Find every line in the records below that contains the string "events" and copy each of those lines.

>> begin Material for this task

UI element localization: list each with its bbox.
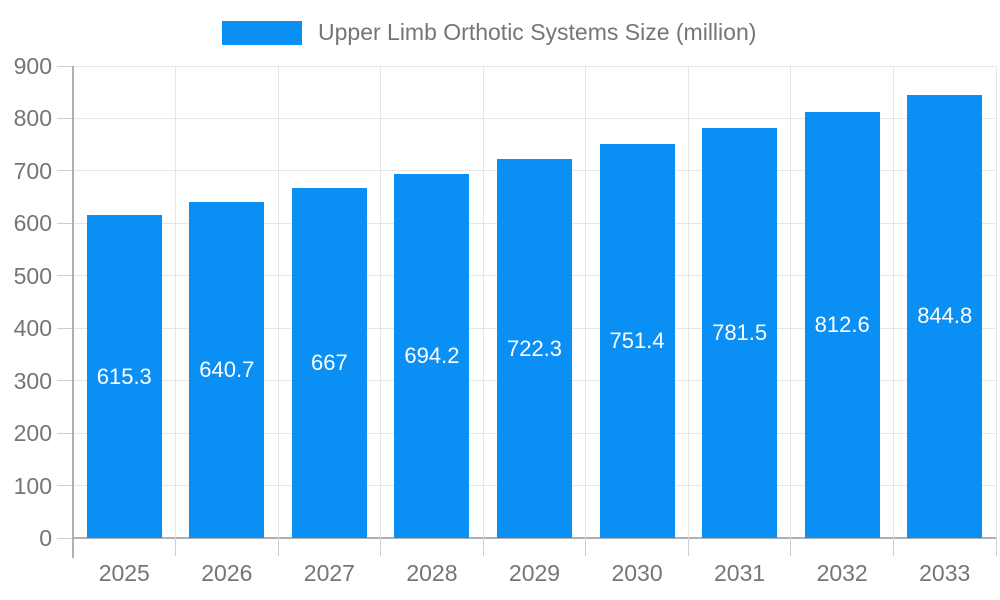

>> end Material for this task
>> begin Material for this task

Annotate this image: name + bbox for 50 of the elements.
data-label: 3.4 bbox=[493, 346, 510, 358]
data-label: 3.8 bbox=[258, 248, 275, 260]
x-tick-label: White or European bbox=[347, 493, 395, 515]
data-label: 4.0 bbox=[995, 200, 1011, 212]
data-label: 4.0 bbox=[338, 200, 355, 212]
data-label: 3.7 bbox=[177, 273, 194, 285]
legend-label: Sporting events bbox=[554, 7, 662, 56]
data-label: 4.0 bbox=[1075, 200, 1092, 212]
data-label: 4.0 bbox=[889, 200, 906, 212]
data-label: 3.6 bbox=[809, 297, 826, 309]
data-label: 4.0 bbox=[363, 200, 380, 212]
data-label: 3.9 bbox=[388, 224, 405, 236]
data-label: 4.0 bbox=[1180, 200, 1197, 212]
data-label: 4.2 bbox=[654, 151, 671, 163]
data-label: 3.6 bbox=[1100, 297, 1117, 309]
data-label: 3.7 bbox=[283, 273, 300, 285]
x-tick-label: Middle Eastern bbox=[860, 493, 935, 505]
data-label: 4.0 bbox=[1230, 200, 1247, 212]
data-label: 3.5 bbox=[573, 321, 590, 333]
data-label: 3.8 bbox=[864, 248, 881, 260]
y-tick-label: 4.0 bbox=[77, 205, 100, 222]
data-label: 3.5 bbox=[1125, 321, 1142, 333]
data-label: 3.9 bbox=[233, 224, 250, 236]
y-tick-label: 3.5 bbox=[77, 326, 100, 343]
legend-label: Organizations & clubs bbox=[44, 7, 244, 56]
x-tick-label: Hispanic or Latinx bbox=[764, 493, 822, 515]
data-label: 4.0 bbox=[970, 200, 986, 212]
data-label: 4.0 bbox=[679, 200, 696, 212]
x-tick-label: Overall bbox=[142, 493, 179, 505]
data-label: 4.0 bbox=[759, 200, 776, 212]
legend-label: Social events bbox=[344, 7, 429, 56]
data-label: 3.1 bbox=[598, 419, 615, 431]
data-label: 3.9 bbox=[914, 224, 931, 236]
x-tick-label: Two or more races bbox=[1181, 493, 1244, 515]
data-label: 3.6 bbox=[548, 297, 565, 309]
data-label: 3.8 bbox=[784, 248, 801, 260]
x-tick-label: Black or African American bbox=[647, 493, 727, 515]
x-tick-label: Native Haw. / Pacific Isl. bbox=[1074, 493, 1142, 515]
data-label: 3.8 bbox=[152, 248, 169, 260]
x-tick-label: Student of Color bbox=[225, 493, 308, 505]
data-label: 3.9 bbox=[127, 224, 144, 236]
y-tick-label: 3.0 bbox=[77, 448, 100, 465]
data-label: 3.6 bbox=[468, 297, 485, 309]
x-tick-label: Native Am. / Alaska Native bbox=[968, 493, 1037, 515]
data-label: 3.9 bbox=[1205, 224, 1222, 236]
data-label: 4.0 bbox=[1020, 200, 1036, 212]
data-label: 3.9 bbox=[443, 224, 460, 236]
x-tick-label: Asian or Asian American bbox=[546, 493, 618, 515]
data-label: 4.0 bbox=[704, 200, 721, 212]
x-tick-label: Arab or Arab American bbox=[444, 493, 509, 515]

>> end Material for this task

- Output of the exercise:
legend-label: Sporting events bbox=[554, 7, 662, 56]
legend-label: Social events bbox=[344, 7, 429, 56]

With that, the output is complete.